# PROBLEM STATEMENT
Filter this data down to the lines that hold "bằng", and copy them.

# INFORMATION SUPPLIED
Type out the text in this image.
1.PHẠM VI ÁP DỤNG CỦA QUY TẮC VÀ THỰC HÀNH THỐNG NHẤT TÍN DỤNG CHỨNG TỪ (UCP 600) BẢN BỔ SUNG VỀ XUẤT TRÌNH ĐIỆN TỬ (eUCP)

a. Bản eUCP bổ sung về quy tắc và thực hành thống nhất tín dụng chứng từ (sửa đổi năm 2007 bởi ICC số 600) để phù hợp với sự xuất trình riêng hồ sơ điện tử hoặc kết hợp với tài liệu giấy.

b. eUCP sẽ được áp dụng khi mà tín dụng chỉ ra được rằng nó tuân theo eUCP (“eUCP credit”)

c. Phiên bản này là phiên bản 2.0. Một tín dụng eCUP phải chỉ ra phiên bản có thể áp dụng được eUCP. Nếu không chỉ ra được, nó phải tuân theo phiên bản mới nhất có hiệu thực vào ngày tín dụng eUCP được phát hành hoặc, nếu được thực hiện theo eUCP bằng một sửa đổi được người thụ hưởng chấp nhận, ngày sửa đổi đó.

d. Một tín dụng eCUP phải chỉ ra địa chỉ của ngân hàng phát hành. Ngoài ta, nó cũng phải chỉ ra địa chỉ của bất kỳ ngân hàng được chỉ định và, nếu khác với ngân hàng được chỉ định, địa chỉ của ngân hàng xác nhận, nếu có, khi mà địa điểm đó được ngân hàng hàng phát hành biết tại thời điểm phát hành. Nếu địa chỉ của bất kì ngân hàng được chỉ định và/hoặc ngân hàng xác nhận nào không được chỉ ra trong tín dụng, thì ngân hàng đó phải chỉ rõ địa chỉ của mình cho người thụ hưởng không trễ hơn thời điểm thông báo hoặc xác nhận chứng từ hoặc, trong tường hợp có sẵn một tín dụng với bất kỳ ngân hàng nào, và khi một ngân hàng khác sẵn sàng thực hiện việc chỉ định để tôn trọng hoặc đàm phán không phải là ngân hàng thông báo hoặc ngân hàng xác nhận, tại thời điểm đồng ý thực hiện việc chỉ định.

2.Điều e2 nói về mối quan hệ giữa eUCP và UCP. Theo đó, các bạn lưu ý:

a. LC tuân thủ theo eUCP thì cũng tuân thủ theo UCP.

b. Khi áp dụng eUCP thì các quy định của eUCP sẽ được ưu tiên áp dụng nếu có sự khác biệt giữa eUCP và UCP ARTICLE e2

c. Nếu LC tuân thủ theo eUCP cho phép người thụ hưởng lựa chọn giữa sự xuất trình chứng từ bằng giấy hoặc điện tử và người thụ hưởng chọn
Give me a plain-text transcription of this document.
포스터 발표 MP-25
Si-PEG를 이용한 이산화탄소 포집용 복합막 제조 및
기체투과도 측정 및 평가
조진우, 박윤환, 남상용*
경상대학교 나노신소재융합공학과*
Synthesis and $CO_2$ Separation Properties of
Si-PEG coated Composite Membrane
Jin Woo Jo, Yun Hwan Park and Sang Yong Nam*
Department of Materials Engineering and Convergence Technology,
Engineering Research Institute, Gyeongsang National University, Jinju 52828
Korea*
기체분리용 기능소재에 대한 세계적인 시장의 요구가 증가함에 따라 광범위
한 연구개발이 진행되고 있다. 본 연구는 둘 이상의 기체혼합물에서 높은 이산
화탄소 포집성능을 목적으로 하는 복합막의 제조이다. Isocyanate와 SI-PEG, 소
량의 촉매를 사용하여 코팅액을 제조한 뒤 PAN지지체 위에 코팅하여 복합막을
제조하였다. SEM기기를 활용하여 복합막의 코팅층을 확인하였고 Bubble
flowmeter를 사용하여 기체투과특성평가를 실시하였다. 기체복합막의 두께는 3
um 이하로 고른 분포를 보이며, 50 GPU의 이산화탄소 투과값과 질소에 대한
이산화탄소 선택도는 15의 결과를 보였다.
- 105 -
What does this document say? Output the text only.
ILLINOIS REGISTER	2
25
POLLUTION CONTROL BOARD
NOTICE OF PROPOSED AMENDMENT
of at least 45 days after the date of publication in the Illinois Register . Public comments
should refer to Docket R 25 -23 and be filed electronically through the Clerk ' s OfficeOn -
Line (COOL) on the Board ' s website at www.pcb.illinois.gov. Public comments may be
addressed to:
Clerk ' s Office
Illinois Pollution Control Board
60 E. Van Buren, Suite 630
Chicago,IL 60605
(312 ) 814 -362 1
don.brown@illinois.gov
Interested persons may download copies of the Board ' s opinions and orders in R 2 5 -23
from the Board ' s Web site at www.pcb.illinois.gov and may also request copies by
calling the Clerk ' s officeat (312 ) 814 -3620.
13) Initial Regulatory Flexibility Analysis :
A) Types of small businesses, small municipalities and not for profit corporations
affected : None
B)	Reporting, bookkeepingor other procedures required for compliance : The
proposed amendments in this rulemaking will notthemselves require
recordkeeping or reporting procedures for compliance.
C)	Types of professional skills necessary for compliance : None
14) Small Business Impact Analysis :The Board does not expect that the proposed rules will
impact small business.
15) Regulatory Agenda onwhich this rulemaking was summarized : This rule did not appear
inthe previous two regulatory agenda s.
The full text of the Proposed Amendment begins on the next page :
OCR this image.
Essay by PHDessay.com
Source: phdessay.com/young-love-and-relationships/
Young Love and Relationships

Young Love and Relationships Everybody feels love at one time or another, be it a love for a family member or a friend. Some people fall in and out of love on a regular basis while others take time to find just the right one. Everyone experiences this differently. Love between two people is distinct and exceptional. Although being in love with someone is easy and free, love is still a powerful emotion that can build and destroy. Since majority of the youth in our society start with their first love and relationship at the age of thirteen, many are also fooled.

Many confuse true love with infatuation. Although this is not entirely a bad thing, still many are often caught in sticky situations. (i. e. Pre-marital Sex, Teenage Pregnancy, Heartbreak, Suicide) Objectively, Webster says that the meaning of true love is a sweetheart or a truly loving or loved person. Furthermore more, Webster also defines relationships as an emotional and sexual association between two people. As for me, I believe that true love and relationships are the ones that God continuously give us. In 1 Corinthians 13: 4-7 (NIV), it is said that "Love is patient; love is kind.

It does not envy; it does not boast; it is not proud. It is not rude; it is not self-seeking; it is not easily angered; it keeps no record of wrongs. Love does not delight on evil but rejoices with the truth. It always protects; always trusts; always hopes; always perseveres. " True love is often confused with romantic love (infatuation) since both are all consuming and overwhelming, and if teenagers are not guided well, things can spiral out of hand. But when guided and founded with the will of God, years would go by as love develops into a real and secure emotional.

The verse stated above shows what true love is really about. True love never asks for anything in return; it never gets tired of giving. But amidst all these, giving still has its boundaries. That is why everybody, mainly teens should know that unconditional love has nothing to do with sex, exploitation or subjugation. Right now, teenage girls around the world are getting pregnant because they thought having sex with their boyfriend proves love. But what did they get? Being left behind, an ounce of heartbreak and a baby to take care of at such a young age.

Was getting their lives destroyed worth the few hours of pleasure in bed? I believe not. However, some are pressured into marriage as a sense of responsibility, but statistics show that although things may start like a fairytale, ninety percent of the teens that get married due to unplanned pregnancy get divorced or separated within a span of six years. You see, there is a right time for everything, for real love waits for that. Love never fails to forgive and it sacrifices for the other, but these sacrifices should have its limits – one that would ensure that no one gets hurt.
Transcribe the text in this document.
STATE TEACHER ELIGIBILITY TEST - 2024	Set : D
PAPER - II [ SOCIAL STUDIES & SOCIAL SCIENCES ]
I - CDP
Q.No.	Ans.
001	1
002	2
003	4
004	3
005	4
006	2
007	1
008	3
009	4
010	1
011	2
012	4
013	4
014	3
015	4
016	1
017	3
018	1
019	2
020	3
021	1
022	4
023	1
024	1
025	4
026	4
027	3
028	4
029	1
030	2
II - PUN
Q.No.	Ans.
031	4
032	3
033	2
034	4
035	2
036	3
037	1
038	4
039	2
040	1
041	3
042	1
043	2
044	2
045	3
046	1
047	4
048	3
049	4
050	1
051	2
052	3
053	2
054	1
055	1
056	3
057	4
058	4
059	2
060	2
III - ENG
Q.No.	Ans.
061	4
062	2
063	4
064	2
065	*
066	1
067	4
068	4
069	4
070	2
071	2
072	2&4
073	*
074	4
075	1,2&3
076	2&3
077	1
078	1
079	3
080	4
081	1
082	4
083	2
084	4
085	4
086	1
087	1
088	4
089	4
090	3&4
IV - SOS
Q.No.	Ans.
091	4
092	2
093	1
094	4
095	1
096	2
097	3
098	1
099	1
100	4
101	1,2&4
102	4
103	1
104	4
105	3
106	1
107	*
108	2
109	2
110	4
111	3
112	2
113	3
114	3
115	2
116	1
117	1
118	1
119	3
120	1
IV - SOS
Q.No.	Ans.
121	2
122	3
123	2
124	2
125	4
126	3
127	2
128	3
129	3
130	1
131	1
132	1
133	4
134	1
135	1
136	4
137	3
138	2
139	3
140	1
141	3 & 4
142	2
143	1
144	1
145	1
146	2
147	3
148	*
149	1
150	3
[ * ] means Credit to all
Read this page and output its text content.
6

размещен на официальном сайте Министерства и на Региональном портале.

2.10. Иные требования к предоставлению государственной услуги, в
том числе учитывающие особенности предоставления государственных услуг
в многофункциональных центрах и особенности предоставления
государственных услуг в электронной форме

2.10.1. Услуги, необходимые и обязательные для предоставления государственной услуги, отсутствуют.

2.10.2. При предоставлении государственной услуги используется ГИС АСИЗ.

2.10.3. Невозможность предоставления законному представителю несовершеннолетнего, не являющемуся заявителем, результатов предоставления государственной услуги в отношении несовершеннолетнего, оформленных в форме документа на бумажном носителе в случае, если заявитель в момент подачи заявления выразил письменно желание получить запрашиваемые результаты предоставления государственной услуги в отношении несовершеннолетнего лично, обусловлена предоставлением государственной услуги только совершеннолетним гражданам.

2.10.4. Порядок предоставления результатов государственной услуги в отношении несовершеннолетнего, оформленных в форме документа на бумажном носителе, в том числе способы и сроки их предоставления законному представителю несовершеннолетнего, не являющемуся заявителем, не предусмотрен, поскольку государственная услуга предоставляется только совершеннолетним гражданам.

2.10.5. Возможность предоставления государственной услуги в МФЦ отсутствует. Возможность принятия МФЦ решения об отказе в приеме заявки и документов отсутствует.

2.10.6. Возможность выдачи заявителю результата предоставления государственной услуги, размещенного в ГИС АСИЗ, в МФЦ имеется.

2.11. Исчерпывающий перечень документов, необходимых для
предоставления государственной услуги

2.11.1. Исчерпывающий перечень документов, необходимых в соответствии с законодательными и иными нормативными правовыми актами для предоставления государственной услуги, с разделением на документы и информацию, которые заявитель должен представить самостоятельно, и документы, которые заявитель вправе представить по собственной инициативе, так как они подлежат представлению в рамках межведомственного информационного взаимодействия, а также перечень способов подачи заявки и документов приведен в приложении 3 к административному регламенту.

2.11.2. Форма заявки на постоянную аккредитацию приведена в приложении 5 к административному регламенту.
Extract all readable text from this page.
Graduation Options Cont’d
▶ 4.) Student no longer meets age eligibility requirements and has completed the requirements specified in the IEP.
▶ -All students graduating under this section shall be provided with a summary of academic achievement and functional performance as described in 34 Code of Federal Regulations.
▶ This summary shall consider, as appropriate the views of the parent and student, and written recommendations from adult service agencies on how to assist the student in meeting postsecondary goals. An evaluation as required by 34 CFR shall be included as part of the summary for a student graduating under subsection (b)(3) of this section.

# THE OUTPUT
c. Phiên bản này là phiên bản 2.0. Một tín dụng eCUP phải chỉ ra phiên bản có thể áp dụng được eUCP. Nếu không chỉ ra được, nó phải tuân theo phiên bản mới nhất có hiệu thực vào ngày tín dụng eUCP được phát hành hoặc, nếu được thực hiện theo eUCP bằng một sửa đổi được người thụ hưởng chấp nhận, ngày sửa đổi đó.
c. Nếu LC tuân thủ theo eUCP cho phép người thụ hưởng lựa chọn giữa sự xuất trình chứng từ bằng giấy hoặc điện tử và người thụ hưởng chọn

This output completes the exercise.